* WRITTEN REQUEST: Wherever the word "округа" shows up in a line, please copy that line.

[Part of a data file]
+ + + + + + +

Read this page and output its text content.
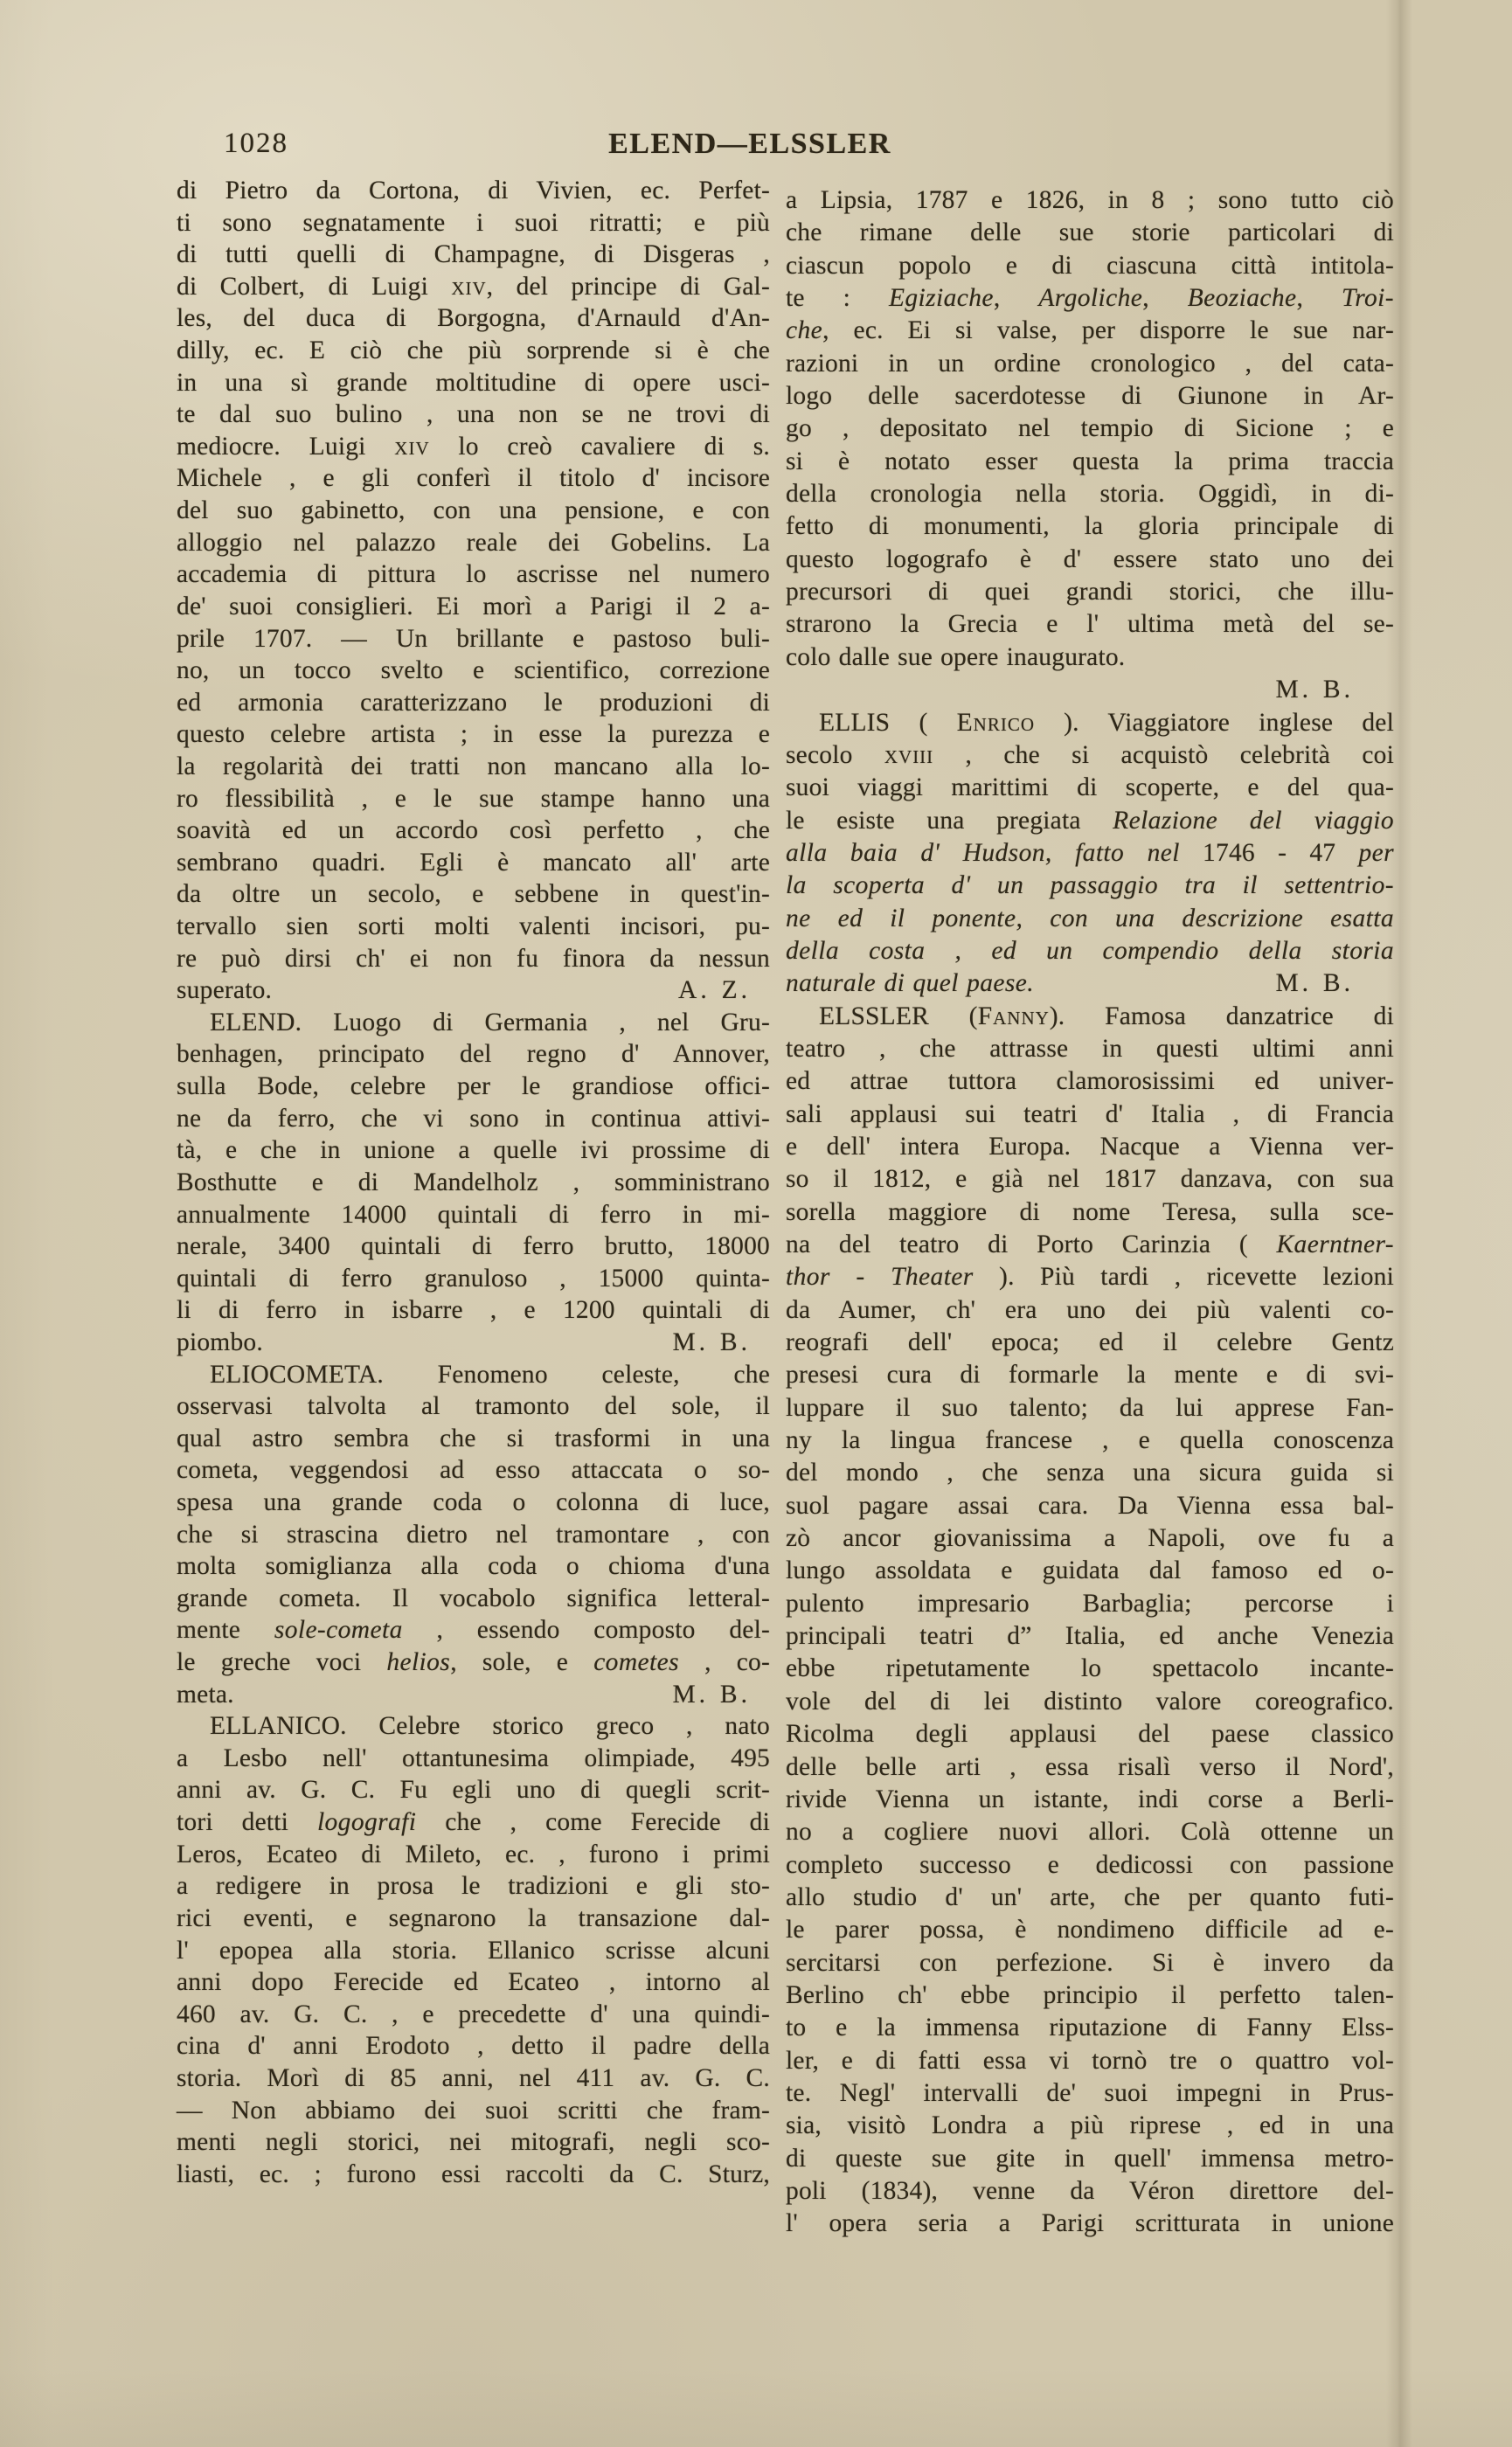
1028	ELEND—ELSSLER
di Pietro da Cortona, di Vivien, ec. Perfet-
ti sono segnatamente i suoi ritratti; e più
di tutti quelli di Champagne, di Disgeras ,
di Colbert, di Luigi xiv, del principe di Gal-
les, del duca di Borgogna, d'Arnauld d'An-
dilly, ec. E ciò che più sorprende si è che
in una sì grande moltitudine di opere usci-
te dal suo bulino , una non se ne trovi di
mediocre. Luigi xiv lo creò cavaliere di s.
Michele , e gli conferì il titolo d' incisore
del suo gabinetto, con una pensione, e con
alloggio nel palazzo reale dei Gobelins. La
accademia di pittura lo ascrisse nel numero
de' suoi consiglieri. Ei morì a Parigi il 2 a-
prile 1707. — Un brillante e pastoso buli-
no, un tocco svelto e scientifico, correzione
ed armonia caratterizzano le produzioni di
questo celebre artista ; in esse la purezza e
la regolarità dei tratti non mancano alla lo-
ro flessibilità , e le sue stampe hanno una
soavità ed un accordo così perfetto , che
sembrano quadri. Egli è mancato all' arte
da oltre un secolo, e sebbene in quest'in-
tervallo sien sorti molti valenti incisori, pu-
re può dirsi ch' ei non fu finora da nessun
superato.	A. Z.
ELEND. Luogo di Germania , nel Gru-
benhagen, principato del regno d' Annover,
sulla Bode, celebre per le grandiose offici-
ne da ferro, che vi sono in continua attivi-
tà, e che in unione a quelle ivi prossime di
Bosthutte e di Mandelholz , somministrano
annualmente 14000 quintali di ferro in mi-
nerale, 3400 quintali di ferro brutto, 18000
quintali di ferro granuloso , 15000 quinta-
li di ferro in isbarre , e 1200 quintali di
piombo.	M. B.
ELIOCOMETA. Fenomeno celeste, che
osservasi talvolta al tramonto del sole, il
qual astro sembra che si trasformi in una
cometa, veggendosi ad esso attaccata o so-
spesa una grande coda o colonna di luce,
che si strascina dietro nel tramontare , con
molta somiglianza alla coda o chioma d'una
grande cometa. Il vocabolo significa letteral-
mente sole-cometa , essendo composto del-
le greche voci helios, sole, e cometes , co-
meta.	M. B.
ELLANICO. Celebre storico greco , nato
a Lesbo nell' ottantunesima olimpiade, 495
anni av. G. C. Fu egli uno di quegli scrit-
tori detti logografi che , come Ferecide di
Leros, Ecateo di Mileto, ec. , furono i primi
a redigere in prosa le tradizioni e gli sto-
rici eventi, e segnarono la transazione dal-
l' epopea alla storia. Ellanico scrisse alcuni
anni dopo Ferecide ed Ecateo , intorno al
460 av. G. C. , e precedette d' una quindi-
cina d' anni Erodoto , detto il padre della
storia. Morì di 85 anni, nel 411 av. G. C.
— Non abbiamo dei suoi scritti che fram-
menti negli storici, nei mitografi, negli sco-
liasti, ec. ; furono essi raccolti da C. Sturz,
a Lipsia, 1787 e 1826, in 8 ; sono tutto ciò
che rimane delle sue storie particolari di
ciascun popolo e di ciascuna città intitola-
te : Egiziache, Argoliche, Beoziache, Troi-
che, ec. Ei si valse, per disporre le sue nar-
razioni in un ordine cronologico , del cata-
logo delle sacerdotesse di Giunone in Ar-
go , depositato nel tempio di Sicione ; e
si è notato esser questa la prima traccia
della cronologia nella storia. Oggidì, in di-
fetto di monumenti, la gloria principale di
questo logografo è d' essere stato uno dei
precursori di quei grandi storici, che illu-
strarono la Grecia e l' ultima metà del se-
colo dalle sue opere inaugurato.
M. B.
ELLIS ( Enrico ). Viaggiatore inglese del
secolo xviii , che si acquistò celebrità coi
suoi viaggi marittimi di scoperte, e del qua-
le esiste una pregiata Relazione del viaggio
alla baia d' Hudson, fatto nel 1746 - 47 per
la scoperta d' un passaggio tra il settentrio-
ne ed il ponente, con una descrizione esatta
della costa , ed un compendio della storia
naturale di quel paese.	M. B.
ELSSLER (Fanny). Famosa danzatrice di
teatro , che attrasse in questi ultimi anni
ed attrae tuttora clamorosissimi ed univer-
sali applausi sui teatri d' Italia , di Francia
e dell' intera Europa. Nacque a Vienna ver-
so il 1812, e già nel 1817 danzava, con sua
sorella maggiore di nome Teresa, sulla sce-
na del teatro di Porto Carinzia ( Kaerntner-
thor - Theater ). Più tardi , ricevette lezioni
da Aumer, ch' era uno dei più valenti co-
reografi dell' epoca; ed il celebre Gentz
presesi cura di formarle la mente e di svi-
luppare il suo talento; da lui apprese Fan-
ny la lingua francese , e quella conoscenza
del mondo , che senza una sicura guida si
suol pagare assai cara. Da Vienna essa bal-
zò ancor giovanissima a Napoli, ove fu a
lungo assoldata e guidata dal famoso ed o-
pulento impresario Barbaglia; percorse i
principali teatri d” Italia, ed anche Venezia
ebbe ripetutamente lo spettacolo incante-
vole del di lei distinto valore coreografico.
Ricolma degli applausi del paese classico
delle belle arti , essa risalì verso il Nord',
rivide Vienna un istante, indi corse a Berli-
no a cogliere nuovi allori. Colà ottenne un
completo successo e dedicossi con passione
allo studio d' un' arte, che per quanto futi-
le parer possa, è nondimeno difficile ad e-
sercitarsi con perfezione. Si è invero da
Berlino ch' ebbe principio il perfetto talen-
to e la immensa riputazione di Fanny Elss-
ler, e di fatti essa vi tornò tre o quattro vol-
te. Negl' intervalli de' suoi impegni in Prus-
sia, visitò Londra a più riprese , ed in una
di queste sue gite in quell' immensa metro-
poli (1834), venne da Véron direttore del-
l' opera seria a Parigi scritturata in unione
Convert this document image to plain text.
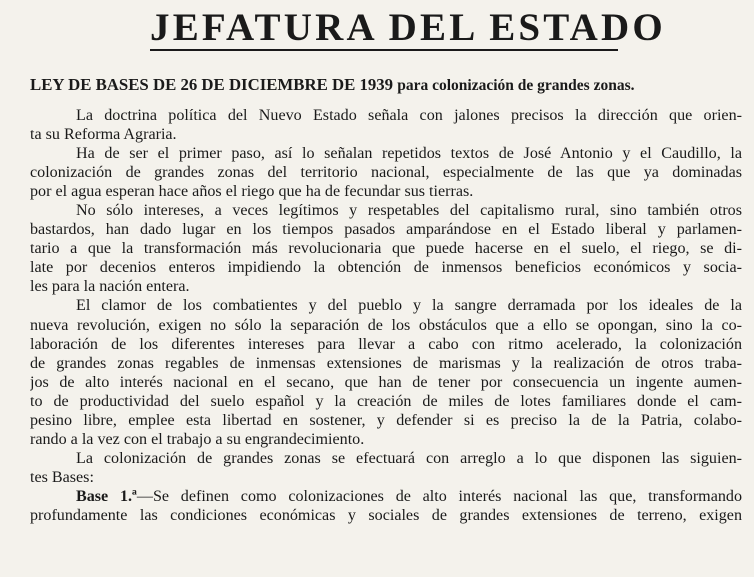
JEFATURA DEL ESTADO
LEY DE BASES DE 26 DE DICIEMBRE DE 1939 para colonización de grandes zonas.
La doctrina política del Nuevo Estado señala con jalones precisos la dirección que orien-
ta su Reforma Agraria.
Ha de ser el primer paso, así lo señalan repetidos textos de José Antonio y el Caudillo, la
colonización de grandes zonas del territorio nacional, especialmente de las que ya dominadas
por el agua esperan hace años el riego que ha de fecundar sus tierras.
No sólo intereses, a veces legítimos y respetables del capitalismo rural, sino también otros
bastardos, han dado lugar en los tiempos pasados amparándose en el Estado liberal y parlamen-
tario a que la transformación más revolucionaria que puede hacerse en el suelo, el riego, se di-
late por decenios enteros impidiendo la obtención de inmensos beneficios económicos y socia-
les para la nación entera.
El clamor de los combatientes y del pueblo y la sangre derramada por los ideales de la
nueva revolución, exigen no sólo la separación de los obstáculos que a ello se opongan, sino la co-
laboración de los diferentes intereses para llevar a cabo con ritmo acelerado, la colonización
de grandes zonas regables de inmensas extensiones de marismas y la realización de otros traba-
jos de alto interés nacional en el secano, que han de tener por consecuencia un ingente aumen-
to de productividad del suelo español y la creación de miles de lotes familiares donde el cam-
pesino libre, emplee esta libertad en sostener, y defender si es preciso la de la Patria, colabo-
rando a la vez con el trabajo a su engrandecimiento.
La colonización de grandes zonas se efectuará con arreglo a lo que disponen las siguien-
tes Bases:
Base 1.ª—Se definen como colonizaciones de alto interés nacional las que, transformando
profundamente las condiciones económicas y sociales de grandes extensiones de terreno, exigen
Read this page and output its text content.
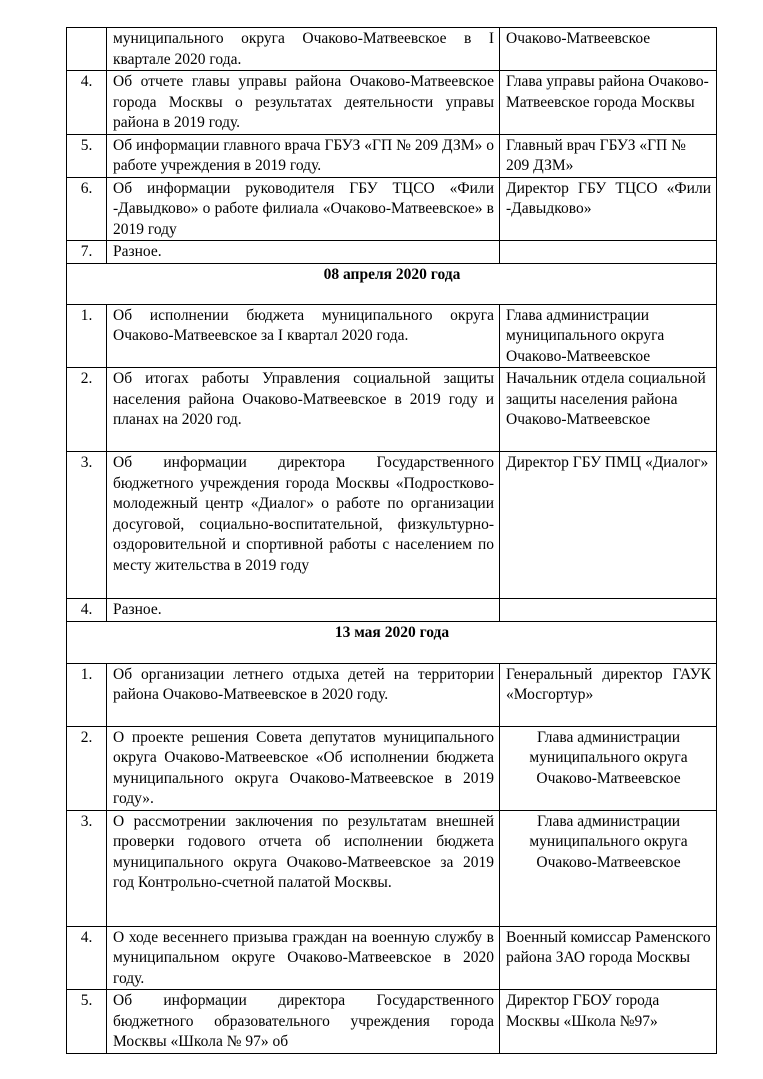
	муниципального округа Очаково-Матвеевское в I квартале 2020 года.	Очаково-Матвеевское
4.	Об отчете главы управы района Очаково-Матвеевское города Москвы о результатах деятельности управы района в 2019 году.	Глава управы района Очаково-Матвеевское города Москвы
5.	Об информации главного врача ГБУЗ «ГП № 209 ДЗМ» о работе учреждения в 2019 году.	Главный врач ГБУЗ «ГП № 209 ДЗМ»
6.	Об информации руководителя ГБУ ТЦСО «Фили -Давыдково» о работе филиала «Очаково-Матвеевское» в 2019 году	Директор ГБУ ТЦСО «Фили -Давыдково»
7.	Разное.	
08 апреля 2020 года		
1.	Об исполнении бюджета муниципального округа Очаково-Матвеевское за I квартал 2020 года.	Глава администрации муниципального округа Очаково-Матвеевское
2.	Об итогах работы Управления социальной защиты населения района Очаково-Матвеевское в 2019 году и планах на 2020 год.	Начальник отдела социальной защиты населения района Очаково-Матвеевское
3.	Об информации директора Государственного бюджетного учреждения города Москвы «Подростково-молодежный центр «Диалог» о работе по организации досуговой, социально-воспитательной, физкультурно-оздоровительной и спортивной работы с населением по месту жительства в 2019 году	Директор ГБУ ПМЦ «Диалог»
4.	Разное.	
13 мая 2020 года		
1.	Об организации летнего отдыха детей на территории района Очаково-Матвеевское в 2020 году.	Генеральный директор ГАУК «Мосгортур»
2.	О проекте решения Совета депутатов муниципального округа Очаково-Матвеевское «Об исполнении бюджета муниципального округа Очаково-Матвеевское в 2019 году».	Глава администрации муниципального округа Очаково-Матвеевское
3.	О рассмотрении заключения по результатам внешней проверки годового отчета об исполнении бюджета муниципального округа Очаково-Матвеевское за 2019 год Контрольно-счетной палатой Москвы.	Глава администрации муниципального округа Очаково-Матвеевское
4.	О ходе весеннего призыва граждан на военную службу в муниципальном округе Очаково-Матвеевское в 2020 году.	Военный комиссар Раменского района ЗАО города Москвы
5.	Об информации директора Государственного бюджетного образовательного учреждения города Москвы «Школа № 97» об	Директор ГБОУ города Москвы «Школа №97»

+ + + + + + +

* ANSWER TO THIS PROBLEM:
	муниципального округа Очаково-Матвеевское в I квартале 2020 года.	Очаково-Матвеевское
1.	Об исполнении бюджета муниципального округа Очаково-Матвеевское за I квартал 2020 года.	Глава администрации муниципального округа Очаково-Матвеевское
2.	О проекте решения Совета депутатов муниципального округа Очаково-Матвеевское «Об исполнении бюджета муниципального округа Очаково-Матвеевское в 2019 году».	Глава администрации муниципального округа Очаково-Матвеевское
3.	О рассмотрении заключения по результатам внешней проверки годового отчета об исполнении бюджета муниципального округа Очаково-Матвеевское за 2019 год Контрольно-счетной палатой Москвы.	Глава администрации муниципального округа Очаково-Матвеевское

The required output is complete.